(Set task): Sort through the data and copy the lines holding the word "существующих".

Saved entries
★ ★ ★

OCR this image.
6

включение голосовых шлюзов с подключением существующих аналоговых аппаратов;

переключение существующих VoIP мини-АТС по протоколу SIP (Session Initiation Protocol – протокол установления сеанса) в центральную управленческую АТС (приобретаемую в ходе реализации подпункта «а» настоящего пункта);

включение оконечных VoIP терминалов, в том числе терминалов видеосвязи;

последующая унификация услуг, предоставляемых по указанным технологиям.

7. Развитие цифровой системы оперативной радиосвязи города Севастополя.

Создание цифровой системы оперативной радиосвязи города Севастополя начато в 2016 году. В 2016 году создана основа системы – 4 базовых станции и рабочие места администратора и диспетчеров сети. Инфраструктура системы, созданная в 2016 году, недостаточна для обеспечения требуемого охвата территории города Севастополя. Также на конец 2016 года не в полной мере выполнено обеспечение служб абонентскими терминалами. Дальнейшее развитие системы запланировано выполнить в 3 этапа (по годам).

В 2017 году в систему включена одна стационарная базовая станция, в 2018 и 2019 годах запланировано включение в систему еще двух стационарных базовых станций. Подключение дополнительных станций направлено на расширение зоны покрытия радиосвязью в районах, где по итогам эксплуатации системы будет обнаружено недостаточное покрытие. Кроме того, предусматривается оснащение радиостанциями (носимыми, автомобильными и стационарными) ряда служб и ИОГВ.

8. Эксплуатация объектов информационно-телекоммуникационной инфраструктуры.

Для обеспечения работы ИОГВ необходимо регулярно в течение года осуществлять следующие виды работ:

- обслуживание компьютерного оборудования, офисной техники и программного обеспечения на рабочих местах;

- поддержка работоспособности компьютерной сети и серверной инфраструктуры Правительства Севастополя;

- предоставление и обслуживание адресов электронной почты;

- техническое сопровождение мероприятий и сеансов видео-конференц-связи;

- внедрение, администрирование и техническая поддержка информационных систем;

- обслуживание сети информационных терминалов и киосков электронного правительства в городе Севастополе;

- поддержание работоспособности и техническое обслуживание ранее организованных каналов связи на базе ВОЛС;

★ ★ ★

(Written answer):
включение голосовых шлюзов с подключением существующих аналоговых аппаратов;
переключение существующих VoIP мини-АТС по протоколу SIP (Session Initiation Protocol – протокол установления сеанса) в центральную управленческую АТС (приобретаемую в ходе реализации подпункта «а» настоящего пункта);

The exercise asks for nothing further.